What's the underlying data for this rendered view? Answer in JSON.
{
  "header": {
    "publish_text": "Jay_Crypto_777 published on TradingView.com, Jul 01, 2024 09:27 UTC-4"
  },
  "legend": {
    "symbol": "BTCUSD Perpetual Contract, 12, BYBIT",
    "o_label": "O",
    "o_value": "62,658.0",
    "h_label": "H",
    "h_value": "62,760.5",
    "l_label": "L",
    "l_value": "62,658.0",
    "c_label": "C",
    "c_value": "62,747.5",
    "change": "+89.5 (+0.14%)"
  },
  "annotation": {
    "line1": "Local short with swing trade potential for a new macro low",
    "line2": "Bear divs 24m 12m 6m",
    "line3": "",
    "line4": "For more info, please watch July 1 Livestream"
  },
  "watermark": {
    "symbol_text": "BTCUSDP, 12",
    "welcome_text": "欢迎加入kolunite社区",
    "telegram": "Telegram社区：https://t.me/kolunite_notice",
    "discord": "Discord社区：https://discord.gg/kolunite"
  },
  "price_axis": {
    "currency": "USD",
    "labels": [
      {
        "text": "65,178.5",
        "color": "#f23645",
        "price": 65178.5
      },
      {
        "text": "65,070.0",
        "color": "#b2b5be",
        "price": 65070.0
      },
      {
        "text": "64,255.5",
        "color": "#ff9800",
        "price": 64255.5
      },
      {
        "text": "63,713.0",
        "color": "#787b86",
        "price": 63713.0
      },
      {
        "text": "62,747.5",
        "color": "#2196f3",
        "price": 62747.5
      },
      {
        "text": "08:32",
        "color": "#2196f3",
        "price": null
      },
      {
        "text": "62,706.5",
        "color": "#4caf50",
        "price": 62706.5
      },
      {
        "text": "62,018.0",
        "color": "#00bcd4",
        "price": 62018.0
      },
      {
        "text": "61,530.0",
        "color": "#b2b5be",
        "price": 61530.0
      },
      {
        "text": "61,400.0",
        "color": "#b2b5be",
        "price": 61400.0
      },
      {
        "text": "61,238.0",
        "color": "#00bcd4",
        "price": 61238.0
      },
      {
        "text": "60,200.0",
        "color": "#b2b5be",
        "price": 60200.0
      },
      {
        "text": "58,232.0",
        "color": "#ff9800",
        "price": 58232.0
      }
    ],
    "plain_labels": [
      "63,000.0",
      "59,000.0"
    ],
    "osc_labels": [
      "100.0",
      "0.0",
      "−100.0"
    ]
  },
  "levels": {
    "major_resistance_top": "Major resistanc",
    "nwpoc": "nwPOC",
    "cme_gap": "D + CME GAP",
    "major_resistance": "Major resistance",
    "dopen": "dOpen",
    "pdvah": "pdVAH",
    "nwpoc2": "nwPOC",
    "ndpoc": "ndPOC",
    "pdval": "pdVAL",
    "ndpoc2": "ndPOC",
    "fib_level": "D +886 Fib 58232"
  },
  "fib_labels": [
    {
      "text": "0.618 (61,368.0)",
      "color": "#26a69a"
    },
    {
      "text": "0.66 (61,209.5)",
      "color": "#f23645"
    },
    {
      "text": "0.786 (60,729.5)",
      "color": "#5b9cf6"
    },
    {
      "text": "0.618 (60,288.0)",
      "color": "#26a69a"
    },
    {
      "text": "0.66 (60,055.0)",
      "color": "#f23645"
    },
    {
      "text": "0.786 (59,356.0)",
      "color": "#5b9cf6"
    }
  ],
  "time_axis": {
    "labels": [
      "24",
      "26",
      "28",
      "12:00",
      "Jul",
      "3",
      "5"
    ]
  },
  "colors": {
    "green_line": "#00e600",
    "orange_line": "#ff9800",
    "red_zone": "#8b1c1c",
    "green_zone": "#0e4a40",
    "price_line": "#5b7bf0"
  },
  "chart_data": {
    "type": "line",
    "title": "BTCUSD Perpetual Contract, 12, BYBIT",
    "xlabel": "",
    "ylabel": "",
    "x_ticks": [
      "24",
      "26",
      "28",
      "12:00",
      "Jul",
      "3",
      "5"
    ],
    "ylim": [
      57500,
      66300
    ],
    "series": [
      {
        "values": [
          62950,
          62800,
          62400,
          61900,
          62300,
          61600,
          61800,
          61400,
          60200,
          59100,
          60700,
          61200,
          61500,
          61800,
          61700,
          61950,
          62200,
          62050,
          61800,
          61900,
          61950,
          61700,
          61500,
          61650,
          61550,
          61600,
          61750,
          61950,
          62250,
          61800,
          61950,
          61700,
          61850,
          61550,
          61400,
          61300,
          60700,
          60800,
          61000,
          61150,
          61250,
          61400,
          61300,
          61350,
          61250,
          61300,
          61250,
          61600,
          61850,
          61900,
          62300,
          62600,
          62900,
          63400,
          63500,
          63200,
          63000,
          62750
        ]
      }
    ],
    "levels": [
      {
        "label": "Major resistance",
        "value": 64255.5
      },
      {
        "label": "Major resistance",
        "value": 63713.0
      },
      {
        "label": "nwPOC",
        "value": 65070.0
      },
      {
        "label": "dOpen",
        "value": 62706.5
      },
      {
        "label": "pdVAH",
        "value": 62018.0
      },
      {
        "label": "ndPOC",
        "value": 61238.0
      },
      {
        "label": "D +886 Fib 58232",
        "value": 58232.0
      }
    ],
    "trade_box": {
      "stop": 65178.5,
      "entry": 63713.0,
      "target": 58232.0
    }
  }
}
++++++++++
■ **TASK OBJECTIVE**
Scan the material above. Return every line containing the string "Perpetual".

■ **RESULT OF THIS EXERCISE**
    "symbol": "BTCUSD Perpetual Contract, 12, BYBIT",
    "title": "BTCUSD Perpetual Contract, 12, BYBIT",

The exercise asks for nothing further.